Records that describe figures:
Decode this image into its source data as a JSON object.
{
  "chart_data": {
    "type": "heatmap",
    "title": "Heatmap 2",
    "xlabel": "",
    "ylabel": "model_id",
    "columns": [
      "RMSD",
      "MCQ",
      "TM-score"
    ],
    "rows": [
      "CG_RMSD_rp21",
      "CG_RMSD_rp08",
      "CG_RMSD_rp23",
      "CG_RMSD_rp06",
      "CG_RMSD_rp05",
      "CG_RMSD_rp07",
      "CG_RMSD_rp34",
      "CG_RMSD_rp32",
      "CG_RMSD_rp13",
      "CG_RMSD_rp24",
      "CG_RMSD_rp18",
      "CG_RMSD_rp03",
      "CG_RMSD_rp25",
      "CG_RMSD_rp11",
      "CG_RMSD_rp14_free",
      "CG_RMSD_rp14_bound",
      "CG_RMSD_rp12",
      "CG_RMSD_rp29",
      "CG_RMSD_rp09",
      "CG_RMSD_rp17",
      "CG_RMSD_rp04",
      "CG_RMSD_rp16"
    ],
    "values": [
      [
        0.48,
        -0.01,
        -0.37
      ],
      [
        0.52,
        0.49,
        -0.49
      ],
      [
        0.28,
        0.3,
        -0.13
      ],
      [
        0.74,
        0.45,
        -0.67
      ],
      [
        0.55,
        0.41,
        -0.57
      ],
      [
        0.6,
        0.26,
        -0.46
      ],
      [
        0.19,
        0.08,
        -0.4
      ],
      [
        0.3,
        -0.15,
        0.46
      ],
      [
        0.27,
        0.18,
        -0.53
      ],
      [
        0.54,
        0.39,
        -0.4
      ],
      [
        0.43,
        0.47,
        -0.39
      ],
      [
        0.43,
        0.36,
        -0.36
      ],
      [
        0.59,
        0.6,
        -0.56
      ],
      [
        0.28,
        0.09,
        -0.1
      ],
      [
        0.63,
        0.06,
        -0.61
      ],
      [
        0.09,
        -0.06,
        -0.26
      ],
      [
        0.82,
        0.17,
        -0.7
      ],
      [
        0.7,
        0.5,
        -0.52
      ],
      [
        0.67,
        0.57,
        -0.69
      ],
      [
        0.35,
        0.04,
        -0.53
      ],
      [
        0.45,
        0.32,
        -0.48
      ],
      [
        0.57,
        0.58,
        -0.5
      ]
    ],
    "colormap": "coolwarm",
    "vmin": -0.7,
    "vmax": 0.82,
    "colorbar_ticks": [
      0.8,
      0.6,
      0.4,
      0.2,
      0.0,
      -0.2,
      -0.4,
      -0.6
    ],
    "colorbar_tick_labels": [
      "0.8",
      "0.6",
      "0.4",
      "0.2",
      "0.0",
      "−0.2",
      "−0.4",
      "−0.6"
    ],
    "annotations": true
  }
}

Your objective
Retype the records that precede this task, keeping them exactly the same.

Response for this exercise
Decode this image into its source data as a JSON object.
{
  "chart_data": {
    "type": "heatmap",
    "title": "Heatmap 2",
    "xlabel": "",
    "ylabel": "model_id",
    "columns": [
      "RMSD",
      "MCQ",
      "TM-score"
    ],
    "rows": [
      "CG_RMSD_rp21",
      "CG_RMSD_rp08",
      "CG_RMSD_rp23",
      "CG_RMSD_rp06",
      "CG_RMSD_rp05",
      "CG_RMSD_rp07",
      "CG_RMSD_rp34",
      "CG_RMSD_rp32",
      "CG_RMSD_rp13",
      "CG_RMSD_rp24",
      "CG_RMSD_rp18",
      "CG_RMSD_rp03",
      "CG_RMSD_rp25",
      "CG_RMSD_rp11",
      "CG_RMSD_rp14_free",
      "CG_RMSD_rp14_bound",
      "CG_RMSD_rp12",
      "CG_RMSD_rp29",
      "CG_RMSD_rp09",
      "CG_RMSD_rp17",
      "CG_RMSD_rp04",
      "CG_RMSD_rp16"
    ],
    "values": [
      [
        0.48,
        -0.01,
        -0.37
      ],
      [
        0.52,
        0.49,
        -0.49
      ],
      [
        0.28,
        0.3,
        -0.13
      ],
      [
        0.74,
        0.45,
        -0.67
      ],
      [
        0.55,
        0.41,
        -0.57
      ],
      [
        0.6,
        0.26,
        -0.46
      ],
      [
        0.19,
        0.08,
        -0.4
      ],
      [
        0.3,
        -0.15,
        0.46
      ],
      [
        0.27,
        0.18,
        -0.53
      ],
      [
        0.54,
        0.39,
        -0.4
      ],
      [
        0.43,
        0.47,
        -0.39
      ],
      [
        0.43,
        0.36,
        -0.36
      ],
      [
        0.59,
        0.6,
        -0.56
      ],
      [
        0.28,
        0.09,
        -0.1
      ],
      [
        0.63,
        0.06,
        -0.61
      ],
      [
        0.09,
        -0.06,
        -0.26
      ],
      [
        0.82,
        0.17,
        -0.7
      ],
      [
        0.7,
        0.5,
        -0.52
      ],
      [
        0.67,
        0.57,
        -0.69
      ],
      [
        0.35,
        0.04,
        -0.53
      ],
      [
        0.45,
        0.32,
        -0.48
      ],
      [
        0.57,
        0.58,
        -0.5
      ]
    ],
    "colormap": "coolwarm",
    "vmin": -0.7,
    "vmax": 0.82,
    "colorbar_ticks": [
      0.8,
      0.6,
      0.4,
      0.2,
      0.0,
      -0.2,
      -0.4,
      -0.6
    ],
    "colorbar_tick_labels": [
      "0.8",
      "0.6",
      "0.4",
      "0.2",
      "0.0",
      "−0.2",
      "−0.4",
      "−0.6"
    ],
    "annotations": true
  }
}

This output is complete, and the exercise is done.